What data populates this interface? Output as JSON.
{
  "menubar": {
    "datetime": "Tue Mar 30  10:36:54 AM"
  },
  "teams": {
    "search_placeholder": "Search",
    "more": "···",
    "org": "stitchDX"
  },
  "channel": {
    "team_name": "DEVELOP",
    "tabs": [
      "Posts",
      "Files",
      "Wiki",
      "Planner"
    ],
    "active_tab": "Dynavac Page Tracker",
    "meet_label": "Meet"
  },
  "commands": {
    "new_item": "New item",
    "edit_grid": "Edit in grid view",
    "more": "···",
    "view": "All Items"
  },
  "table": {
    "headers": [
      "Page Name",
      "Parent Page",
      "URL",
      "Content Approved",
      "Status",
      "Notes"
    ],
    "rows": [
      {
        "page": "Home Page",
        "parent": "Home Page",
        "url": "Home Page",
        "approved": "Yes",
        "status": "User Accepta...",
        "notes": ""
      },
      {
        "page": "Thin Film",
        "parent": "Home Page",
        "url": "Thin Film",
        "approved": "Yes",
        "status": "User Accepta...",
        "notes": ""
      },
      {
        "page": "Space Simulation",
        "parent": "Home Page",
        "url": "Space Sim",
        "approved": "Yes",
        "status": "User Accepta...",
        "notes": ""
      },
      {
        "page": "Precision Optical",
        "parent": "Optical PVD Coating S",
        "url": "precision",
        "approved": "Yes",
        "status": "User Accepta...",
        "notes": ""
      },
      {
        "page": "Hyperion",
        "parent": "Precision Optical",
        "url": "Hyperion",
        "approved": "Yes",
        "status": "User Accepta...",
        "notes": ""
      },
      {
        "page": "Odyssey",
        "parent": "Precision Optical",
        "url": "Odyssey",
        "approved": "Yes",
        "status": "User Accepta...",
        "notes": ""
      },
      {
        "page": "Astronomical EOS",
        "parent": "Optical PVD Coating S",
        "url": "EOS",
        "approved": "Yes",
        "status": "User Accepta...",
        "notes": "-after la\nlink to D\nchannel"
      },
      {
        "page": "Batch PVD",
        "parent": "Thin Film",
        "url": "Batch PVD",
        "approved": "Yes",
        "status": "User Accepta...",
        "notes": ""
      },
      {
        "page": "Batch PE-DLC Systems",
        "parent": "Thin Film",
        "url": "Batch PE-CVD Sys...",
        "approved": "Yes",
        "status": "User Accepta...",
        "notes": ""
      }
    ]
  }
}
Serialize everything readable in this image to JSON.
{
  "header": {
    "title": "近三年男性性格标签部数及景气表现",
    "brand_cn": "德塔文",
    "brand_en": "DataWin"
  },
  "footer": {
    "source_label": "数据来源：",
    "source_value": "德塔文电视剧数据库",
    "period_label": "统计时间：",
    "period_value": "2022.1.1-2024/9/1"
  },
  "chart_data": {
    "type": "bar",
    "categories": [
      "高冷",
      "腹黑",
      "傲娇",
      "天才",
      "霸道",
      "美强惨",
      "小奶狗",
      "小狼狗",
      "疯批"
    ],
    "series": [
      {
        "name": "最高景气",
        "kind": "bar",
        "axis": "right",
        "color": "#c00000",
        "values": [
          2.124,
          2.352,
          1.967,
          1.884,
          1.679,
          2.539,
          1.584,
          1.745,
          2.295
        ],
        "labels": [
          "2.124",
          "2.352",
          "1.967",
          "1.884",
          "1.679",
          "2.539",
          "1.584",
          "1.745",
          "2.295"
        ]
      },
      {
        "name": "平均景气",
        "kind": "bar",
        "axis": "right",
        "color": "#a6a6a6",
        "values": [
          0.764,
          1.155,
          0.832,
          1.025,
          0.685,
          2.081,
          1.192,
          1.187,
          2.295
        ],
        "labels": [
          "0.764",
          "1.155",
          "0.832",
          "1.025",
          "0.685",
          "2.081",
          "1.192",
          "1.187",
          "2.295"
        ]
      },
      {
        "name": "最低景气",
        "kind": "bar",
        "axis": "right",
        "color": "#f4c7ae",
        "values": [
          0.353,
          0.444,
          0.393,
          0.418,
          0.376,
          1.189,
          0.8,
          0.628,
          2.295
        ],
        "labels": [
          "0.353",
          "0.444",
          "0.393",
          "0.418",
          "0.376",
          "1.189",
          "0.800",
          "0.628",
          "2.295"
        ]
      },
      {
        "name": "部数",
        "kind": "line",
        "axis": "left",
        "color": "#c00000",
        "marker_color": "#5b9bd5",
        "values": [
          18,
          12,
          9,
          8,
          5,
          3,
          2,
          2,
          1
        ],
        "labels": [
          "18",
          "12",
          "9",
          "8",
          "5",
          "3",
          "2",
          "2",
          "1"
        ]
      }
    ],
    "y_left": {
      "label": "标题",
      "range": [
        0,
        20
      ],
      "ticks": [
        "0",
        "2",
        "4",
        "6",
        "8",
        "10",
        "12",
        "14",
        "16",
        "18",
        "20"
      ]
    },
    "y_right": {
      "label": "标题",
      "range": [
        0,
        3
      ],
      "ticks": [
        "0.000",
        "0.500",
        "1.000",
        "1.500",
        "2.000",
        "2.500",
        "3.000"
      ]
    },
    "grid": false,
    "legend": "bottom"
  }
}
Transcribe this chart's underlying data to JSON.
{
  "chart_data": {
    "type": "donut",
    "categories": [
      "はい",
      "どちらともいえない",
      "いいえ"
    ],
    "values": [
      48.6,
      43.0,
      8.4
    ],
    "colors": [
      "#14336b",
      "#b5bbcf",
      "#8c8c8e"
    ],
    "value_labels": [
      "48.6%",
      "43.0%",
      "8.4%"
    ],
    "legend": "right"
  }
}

§

Your goal — Type out the full listing again, exactly as given.

Correct result —
What data populates this interface? Output as JSON.
{
  "menubar": {
    "datetime": "Tue Mar 30  10:36:54 AM"
  },
  "teams": {
    "search_placeholder": "Search",
    "more": "···",
    "org": "stitchDX"
  },
  "channel": {
    "team_name": "DEVELOP",
    "tabs": [
      "Posts",
      "Files",
      "Wiki",
      "Planner"
    ],
    "active_tab": "Dynavac Page Tracker",
    "meet_label": "Meet"
  },
  "commands": {
    "new_item": "New item",
    "edit_grid": "Edit in grid view",
    "more": "···",
    "view": "All Items"
  },
  "table": {
    "headers": [
      "Page Name",
      "Parent Page",
      "URL",
      "Content Approved",
      "Status",
      "Notes"
    ],
    "rows": [
      {
        "page": "Home Page",
        "parent": "Home Page",
        "url": "Home Page",
        "approved": "Yes",
        "status": "User Accepta...",
        "notes": ""
      },
      {
        "page": "Thin Film",
        "parent": "Home Page",
        "url": "Thin Film",
        "approved": "Yes",
        "status": "User Accepta...",
        "notes": ""
      },
      {
        "page": "Space Simulation",
        "parent": "Home Page",
        "url": "Space Sim",
        "approved": "Yes",
        "status": "User Accepta...",
        "notes": ""
      },
      {
        "page": "Precision Optical",
        "parent": "Optical PVD Coating S",
        "url": "precision",
        "approved": "Yes",
        "status": "User Accepta...",
        "notes": ""
      },
      {
        "page": "Hyperion",
        "parent": "Precision Optical",
        "url": "Hyperion",
        "approved": "Yes",
        "status": "User Accepta...",
        "notes": ""
      },
      {
        "page": "Odyssey",
        "parent": "Precision Optical",
        "url": "Odyssey",
        "approved": "Yes",
        "status": "User Accepta...",
        "notes": ""
      },
      {
        "page": "Astronomical EOS",
        "parent": "Optical PVD Coating S",
        "url": "EOS",
        "approved": "Yes",
        "status": "User Accepta...",
        "notes": "-after la\nlink to D\nchannel"
      },
      {
        "page": "Batch PVD",
        "parent": "Thin Film",
        "url": "Batch PVD",
        "approved": "Yes",
        "status": "User Accepta...",
        "notes": ""
      },
      {
        "page": "Batch PE-DLC Systems",
        "parent": "Thin Film",
        "url": "Batch PE-CVD Sys...",
        "approved": "Yes",
        "status": "User Accepta...",
        "notes": ""
      }
    ]
  }
}
Serialize everything readable in this image to JSON.
{
  "header": {
    "title": "近三年男性性格标签部数及景气表现",
    "brand_cn": "德塔文",
    "brand_en": "DataWin"
  },
  "footer": {
    "source_label": "数据来源：",
    "source_value": "德塔文电视剧数据库",
    "period_label": "统计时间：",
    "period_value": "2022.1.1-2024/9/1"
  },
  "chart_data": {
    "type": "bar",
    "categories": [
      "高冷",
      "腹黑",
      "傲娇",
      "天才",
      "霸道",
      "美强惨",
      "小奶狗",
      "小狼狗",
      "疯批"
    ],
    "series": [
      {
        "name": "最高景气",
        "kind": "bar",
        "axis": "right",
        "color": "#c00000",
        "values": [
          2.124,
          2.352,
          1.967,
          1.884,
          1.679,
          2.539,
          1.584,
          1.745,
          2.295
        ],
        "labels": [
          "2.124",
          "2.352",
          "1.967",
          "1.884",
          "1.679",
          "2.539",
          "1.584",
          "1.745",
          "2.295"
        ]
      },
      {
        "name": "平均景气",
        "kind": "bar",
        "axis": "right",
        "color": "#a6a6a6",
        "values": [
          0.764,
          1.155,
          0.832,
          1.025,
          0.685,
          2.081,
          1.192,
          1.187,
          2.295
        ],
        "labels": [
          "0.764",
          "1.155",
          "0.832",
          "1.025",
          "0.685",
          "2.081",
          "1.192",
          "1.187",
          "2.295"
        ]
      },
      {
        "name": "最低景气",
        "kind": "bar",
        "axis": "right",
        "color": "#f4c7ae",
        "values": [
          0.353,
          0.444,
          0.393,
          0.418,
          0.376,
          1.189,
          0.8,
          0.628,
          2.295
        ],
        "labels": [
          "0.353",
          "0.444",
          "0.393",
          "0.418",
          "0.376",
          "1.189",
          "0.800",
          "0.628",
          "2.295"
        ]
      },
      {
        "name": "部数",
        "kind": "line",
        "axis": "left",
        "color": "#c00000",
        "marker_color": "#5b9bd5",
        "values": [
          18,
          12,
          9,
          8,
          5,
          3,
          2,
          2,
          1
        ],
        "labels": [
          "18",
          "12",
          "9",
          "8",
          "5",
          "3",
          "2",
          "2",
          "1"
        ]
      }
    ],
    "y_left": {
      "label": "标题",
      "range": [
        0,
        20
      ],
      "ticks": [
        "0",
        "2",
        "4",
        "6",
        "8",
        "10",
        "12",
        "14",
        "16",
        "18",
        "20"
      ]
    },
    "y_right": {
      "label": "标题",
      "range": [
        0,
        3
      ],
      "ticks": [
        "0.000",
        "0.500",
        "1.000",
        "1.500",
        "2.000",
        "2.500",
        "3.000"
      ]
    },
    "grid": false,
    "legend": "bottom"
  }
}
Transcribe this chart's underlying data to JSON.
{
  "chart_data": {
    "type": "donut",
    "categories": [
      "はい",
      "どちらともいえない",
      "いいえ"
    ],
    "values": [
      48.6,
      43.0,
      8.4
    ],
    "colors": [
      "#14336b",
      "#b5bbcf",
      "#8c8c8e"
    ],
    "value_labels": [
      "48.6%",
      "43.0%",
      "8.4%"
    ],
    "legend": "right"
  }
}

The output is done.